Goal >> Can you print every record below exactly as written?

--- START OF Supplied data ---

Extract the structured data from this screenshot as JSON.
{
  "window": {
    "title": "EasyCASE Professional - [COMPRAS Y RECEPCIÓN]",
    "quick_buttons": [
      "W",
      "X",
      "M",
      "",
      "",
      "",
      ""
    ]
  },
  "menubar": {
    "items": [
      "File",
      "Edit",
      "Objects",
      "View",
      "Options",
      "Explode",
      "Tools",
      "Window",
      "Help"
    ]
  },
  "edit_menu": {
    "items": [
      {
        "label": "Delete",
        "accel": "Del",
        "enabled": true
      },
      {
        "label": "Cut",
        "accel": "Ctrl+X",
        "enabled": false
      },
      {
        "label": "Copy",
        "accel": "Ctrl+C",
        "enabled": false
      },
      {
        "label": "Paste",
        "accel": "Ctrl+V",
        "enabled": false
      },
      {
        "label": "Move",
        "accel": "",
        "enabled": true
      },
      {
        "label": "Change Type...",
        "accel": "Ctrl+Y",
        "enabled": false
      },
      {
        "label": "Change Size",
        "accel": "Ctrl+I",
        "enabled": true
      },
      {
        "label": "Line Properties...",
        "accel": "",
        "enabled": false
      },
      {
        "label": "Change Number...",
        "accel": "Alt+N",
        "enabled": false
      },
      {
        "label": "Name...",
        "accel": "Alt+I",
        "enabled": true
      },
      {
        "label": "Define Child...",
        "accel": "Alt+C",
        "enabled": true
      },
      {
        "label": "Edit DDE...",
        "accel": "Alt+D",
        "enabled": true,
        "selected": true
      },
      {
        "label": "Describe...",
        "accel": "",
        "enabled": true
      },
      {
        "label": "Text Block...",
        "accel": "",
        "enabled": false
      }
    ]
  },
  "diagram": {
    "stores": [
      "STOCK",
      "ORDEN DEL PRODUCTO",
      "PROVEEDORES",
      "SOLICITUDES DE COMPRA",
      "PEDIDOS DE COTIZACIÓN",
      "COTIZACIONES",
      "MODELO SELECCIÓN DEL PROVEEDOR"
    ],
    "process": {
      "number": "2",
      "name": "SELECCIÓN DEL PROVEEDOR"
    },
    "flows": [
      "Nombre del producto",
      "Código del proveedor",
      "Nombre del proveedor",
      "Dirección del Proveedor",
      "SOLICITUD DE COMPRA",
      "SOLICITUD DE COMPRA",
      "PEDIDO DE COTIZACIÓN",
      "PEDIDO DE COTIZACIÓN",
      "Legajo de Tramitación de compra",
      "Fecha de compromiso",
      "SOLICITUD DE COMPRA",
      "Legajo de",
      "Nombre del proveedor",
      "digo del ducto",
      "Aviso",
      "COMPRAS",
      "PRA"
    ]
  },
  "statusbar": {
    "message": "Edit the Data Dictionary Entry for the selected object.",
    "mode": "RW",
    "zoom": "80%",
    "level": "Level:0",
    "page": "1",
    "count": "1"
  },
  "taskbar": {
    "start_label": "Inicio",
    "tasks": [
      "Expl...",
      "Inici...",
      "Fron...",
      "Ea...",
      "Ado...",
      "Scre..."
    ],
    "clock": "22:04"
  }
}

--- END OF Supplied data ---

Written solution >>
Extract the structured data from this screenshot as JSON.
{
  "window": {
    "title": "EasyCASE Professional - [COMPRAS Y RECEPCIÓN]",
    "quick_buttons": [
      "W",
      "X",
      "M",
      "",
      "",
      "",
      ""
    ]
  },
  "menubar": {
    "items": [
      "File",
      "Edit",
      "Objects",
      "View",
      "Options",
      "Explode",
      "Tools",
      "Window",
      "Help"
    ]
  },
  "edit_menu": {
    "items": [
      {
        "label": "Delete",
        "accel": "Del",
        "enabled": true
      },
      {
        "label": "Cut",
        "accel": "Ctrl+X",
        "enabled": false
      },
      {
        "label": "Copy",
        "accel": "Ctrl+C",
        "enabled": false
      },
      {
        "label": "Paste",
        "accel": "Ctrl+V",
        "enabled": false
      },
      {
        "label": "Move",
        "accel": "",
        "enabled": true
      },
      {
        "label": "Change Type...",
        "accel": "Ctrl+Y",
        "enabled": false
      },
      {
        "label": "Change Size",
        "accel": "Ctrl+I",
        "enabled": true
      },
      {
        "label": "Line Properties...",
        "accel": "",
        "enabled": false
      },
      {
        "label": "Change Number...",
        "accel": "Alt+N",
        "enabled": false
      },
      {
        "label": "Name...",
        "accel": "Alt+I",
        "enabled": true
      },
      {
        "label": "Define Child...",
        "accel": "Alt+C",
        "enabled": true
      },
      {
        "label": "Edit DDE...",
        "accel": "Alt+D",
        "enabled": true,
        "selected": true
      },
      {
        "label": "Describe...",
        "accel": "",
        "enabled": true
      },
      {
        "label": "Text Block...",
        "accel": "",
        "enabled": false
      }
    ]
  },
  "diagram": {
    "stores": [
      "STOCK",
      "ORDEN DEL PRODUCTO",
      "PROVEEDORES",
      "SOLICITUDES DE COMPRA",
      "PEDIDOS DE COTIZACIÓN",
      "COTIZACIONES",
      "MODELO SELECCIÓN DEL PROVEEDOR"
    ],
    "process": {
      "number": "2",
      "name": "SELECCIÓN DEL PROVEEDOR"
    },
    "flows": [
      "Nombre del producto",
      "Código del proveedor",
      "Nombre del proveedor",
      "Dirección del Proveedor",
      "SOLICITUD DE COMPRA",
      "SOLICITUD DE COMPRA",
      "PEDIDO DE COTIZACIÓN",
      "PEDIDO DE COTIZACIÓN",
      "Legajo de Tramitación de compra",
      "Fecha de compromiso",
      "SOLICITUD DE COMPRA",
      "Legajo de",
      "Nombre del proveedor",
      "digo del ducto",
      "Aviso",
      "COMPRAS",
      "PRA"
    ]
  },
  "statusbar": {
    "message": "Edit the Data Dictionary Entry for the selected object.",
    "mode": "RW",
    "zoom": "80%",
    "level": "Level:0",
    "page": "1",
    "count": "1"
  },
  "taskbar": {
    "start_label": "Inicio",
    "tasks": [
      "Expl...",
      "Inici...",
      "Fron...",
      "Ea...",
      "Ado...",
      "Scre..."
    ],
    "clock": "22:04"
  }
}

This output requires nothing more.